(SHORT TASK):
Output all the material that follows, exactly as given.

(SOURCE DATA):
====================

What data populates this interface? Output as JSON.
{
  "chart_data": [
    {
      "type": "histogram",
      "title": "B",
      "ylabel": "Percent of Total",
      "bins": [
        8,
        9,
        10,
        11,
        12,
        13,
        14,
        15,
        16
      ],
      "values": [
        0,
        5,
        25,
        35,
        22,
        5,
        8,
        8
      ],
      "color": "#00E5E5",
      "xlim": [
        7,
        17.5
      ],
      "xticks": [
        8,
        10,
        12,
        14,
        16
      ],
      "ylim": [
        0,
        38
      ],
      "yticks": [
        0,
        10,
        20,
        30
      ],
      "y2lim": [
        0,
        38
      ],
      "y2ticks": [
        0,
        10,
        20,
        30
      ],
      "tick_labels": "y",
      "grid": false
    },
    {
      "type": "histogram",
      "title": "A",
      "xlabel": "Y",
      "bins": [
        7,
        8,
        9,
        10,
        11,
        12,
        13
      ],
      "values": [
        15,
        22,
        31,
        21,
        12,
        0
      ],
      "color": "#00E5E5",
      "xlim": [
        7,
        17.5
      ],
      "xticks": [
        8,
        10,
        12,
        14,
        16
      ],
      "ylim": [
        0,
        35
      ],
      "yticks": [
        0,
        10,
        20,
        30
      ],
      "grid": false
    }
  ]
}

====================

(TASK ANSWER):
What data populates this interface? Output as JSON.
{
  "chart_data": [
    {
      "type": "histogram",
      "title": "B",
      "ylabel": "Percent of Total",
      "bins": [
        8,
        9,
        10,
        11,
        12,
        13,
        14,
        15,
        16
      ],
      "values": [
        0,
        5,
        25,
        35,
        22,
        5,
        8,
        8
      ],
      "color": "#00E5E5",
      "xlim": [
        7,
        17.5
      ],
      "xticks": [
        8,
        10,
        12,
        14,
        16
      ],
      "ylim": [
        0,
        38
      ],
      "yticks": [
        0,
        10,
        20,
        30
      ],
      "y2lim": [
        0,
        38
      ],
      "y2ticks": [
        0,
        10,
        20,
        30
      ],
      "tick_labels": "y",
      "grid": false
    },
    {
      "type": "histogram",
      "title": "A",
      "xlabel": "Y",
      "bins": [
        7,
        8,
        9,
        10,
        11,
        12,
        13
      ],
      "values": [
        15,
        22,
        31,
        21,
        12,
        0
      ],
      "color": "#00E5E5",
      "xlim": [
        7,
        17.5
      ],
      "xticks": [
        8,
        10,
        12,
        14,
        16
      ],
      "ylim": [
        0,
        35
      ],
      "yticks": [
        0,
        10,
        20,
        30
      ],
      "grid": false
    }
  ]
}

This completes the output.